**Data shown**
▼▼▼

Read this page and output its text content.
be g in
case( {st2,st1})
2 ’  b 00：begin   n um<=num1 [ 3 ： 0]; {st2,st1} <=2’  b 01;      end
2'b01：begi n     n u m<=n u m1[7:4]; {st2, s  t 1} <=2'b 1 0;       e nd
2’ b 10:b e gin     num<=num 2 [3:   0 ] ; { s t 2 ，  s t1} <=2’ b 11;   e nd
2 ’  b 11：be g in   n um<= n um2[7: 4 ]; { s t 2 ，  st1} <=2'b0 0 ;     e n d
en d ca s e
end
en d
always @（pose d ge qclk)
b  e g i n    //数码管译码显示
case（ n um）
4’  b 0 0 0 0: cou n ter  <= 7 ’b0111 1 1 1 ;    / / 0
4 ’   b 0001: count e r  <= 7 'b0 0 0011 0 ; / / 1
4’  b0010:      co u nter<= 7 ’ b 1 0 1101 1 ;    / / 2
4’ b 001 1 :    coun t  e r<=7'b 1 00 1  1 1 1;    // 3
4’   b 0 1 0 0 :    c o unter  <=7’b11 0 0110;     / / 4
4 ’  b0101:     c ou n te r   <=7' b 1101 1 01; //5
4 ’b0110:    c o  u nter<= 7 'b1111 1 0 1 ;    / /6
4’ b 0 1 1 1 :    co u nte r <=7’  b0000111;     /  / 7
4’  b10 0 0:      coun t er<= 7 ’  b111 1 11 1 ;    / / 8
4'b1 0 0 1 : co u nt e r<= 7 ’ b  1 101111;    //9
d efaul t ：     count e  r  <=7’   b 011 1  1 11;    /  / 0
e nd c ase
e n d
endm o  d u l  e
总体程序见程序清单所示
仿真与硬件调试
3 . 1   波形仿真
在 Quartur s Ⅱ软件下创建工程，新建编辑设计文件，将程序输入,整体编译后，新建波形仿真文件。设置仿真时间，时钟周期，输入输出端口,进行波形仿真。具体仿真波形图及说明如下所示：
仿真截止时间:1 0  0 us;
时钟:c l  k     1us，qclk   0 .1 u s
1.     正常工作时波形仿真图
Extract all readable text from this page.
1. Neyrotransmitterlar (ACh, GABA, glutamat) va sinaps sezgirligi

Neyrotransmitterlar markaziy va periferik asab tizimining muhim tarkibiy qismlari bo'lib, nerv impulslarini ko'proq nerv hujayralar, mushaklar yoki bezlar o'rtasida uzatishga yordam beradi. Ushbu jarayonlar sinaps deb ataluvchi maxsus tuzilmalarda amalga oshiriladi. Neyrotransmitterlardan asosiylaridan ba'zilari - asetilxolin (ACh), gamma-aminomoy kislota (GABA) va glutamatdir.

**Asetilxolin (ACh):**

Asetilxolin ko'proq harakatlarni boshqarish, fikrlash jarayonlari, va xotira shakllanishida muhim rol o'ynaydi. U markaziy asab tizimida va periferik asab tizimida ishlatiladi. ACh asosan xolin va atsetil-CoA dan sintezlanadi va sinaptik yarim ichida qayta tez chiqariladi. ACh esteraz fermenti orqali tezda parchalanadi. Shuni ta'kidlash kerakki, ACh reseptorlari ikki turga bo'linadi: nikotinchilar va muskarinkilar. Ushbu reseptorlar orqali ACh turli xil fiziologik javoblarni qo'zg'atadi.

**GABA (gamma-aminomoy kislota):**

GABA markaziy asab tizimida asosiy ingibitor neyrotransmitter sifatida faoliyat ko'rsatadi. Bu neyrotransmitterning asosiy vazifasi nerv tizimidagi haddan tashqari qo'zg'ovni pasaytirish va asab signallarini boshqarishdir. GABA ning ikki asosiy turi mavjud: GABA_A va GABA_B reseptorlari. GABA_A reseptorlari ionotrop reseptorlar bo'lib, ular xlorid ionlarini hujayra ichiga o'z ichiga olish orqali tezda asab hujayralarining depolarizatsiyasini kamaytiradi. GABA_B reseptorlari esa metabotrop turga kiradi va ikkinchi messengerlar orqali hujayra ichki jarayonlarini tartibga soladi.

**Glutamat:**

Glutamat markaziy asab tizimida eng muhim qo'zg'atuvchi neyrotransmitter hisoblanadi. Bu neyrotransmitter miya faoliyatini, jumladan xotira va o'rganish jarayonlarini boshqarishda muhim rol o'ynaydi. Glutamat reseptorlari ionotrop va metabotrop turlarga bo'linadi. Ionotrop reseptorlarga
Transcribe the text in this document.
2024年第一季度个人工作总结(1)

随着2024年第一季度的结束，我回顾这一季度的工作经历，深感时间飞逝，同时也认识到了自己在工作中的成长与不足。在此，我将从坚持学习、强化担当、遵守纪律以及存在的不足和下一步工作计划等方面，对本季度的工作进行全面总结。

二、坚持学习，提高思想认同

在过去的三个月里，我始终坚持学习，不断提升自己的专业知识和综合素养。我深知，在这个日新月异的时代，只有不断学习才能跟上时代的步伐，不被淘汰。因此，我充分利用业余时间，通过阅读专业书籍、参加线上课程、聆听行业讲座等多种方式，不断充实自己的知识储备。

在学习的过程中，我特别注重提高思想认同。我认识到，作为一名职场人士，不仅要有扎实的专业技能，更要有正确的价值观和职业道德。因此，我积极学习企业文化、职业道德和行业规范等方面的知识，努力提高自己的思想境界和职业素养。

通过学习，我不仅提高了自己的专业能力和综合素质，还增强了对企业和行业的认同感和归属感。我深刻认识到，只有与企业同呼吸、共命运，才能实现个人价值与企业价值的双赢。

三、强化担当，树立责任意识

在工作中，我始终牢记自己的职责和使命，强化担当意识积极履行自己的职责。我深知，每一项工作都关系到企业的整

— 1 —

▲▲▲

**Task directions**
Reproduce every record, matching each line exactly.

**Solution for this task**
Read this page and output its text content.
be g in
case( {st2,st1})
2 ’  b 00：begin   n um<=num1 [ 3 ： 0]; {st2,st1} <=2’  b 01;      end
2'b01：begi n     n u m<=n u m1[7:4]; {st2, s  t 1} <=2'b 1 0;       e nd
2’ b 10:b e gin     num<=num 2 [3:   0 ] ; { s t 2 ，  s t1} <=2’ b 11;   e nd
2 ’  b 11：be g in   n um<= n um2[7: 4 ]; { s t 2 ，  st1} <=2'b0 0 ;     e n d
en d ca s e
end
en d
always @（pose d ge qclk)
b  e g i n    //数码管译码显示
case（ n um）
4’  b 0 0 0 0: cou n ter  <= 7 ’b0111 1 1 1 ;    / / 0
4 ’   b 0001: count e r  <= 7 'b0 0 0011 0 ; / / 1
4’  b0010:      co u nter<= 7 ’ b 1 0 1101 1 ;    / / 2
4’ b 001 1 :    coun t  e r<=7'b 1 00 1  1 1 1;    // 3
4’   b 0 1 0 0 :    c o unter  <=7’b11 0 0110;     / / 4
4 ’  b0101:     c ou n te r   <=7' b 1101 1 01; //5
4 ’b0110:    c o  u nter<= 7 'b1111 1 0 1 ;    / /6
4’ b 0 1 1 1 :    co u nte r <=7’  b0000111;     /  / 7
4’  b10 0 0:      coun t er<= 7 ’  b111 1 11 1 ;    / / 8
4'b1 0 0 1 : co u nt e r<= 7 ’ b  1 101111;    //9
d efaul t ：     count e  r  <=7’   b 011 1  1 11;    /  / 0
e nd c ase
e n d
endm o  d u l  e
总体程序见程序清单所示
仿真与硬件调试
3 . 1   波形仿真
在 Quartur s Ⅱ软件下创建工程，新建编辑设计文件，将程序输入,整体编译后，新建波形仿真文件。设置仿真时间，时钟周期，输入输出端口,进行波形仿真。具体仿真波形图及说明如下所示：
仿真截止时间:1 0  0 us;
时钟:c l  k     1us，qclk   0 .1 u s
1.     正常工作时波形仿真图
Extract all readable text from this page.
1. Neyrotransmitterlar (ACh, GABA, glutamat) va sinaps sezgirligi

Neyrotransmitterlar markaziy va periferik asab tizimining muhim tarkibiy qismlari bo'lib, nerv impulslarini ko'proq nerv hujayralar, mushaklar yoki bezlar o'rtasida uzatishga yordam beradi. Ushbu jarayonlar sinaps deb ataluvchi maxsus tuzilmalarda amalga oshiriladi. Neyrotransmitterlardan asosiylaridan ba'zilari - asetilxolin (ACh), gamma-aminomoy kislota (GABA) va glutamatdir.

**Asetilxolin (ACh):**

Asetilxolin ko'proq harakatlarni boshqarish, fikrlash jarayonlari, va xotira shakllanishida muhim rol o'ynaydi. U markaziy asab tizimida va periferik asab tizimida ishlatiladi. ACh asosan xolin va atsetil-CoA dan sintezlanadi va sinaptik yarim ichida qayta tez chiqariladi. ACh esteraz fermenti orqali tezda parchalanadi. Shuni ta'kidlash kerakki, ACh reseptorlari ikki turga bo'linadi: nikotinchilar va muskarinkilar. Ushbu reseptorlar orqali ACh turli xil fiziologik javoblarni qo'zg'atadi.

**GABA (gamma-aminomoy kislota):**

GABA markaziy asab tizimida asosiy ingibitor neyrotransmitter sifatida faoliyat ko'rsatadi. Bu neyrotransmitterning asosiy vazifasi nerv tizimidagi haddan tashqari qo'zg'ovni pasaytirish va asab signallarini boshqarishdir. GABA ning ikki asosiy turi mavjud: GABA_A va GABA_B reseptorlari. GABA_A reseptorlari ionotrop reseptorlar bo'lib, ular xlorid ionlarini hujayra ichiga o'z ichiga olish orqali tezda asab hujayralarining depolarizatsiyasini kamaytiradi. GABA_B reseptorlari esa metabotrop turga kiradi va ikkinchi messengerlar orqali hujayra ichki jarayonlarini tartibga soladi.

**Glutamat:**

Glutamat markaziy asab tizimida eng muhim qo'zg'atuvchi neyrotransmitter hisoblanadi. Bu neyrotransmitter miya faoliyatini, jumladan xotira va o'rganish jarayonlarini boshqarishda muhim rol o'ynaydi. Glutamat reseptorlari ionotrop va metabotrop turlarga bo'linadi. Ionotrop reseptorlarga
Transcribe the text in this document.
2024年第一季度个人工作总结(1)

随着2024年第一季度的结束，我回顾这一季度的工作经历，深感时间飞逝，同时也认识到了自己在工作中的成长与不足。在此，我将从坚持学习、强化担当、遵守纪律以及存在的不足和下一步工作计划等方面，对本季度的工作进行全面总结。

二、坚持学习，提高思想认同

在过去的三个月里，我始终坚持学习，不断提升自己的专业知识和综合素养。我深知，在这个日新月异的时代，只有不断学习才能跟上时代的步伐，不被淘汰。因此，我充分利用业余时间，通过阅读专业书籍、参加线上课程、聆听行业讲座等多种方式，不断充实自己的知识储备。

在学习的过程中，我特别注重提高思想认同。我认识到，作为一名职场人士，不仅要有扎实的专业技能，更要有正确的价值观和职业道德。因此，我积极学习企业文化、职业道德和行业规范等方面的知识，努力提高自己的思想境界和职业素养。

通过学习，我不仅提高了自己的专业能力和综合素质，还增强了对企业和行业的认同感和归属感。我深刻认识到，只有与企业同呼吸、共命运，才能实现个人价值与企业价值的双赢。

三、强化担当，树立责任意识

在工作中，我始终牢记自己的职责和使命，强化担当意识积极履行自己的职责。我深知，每一项工作都关系到企业的整

— 1 —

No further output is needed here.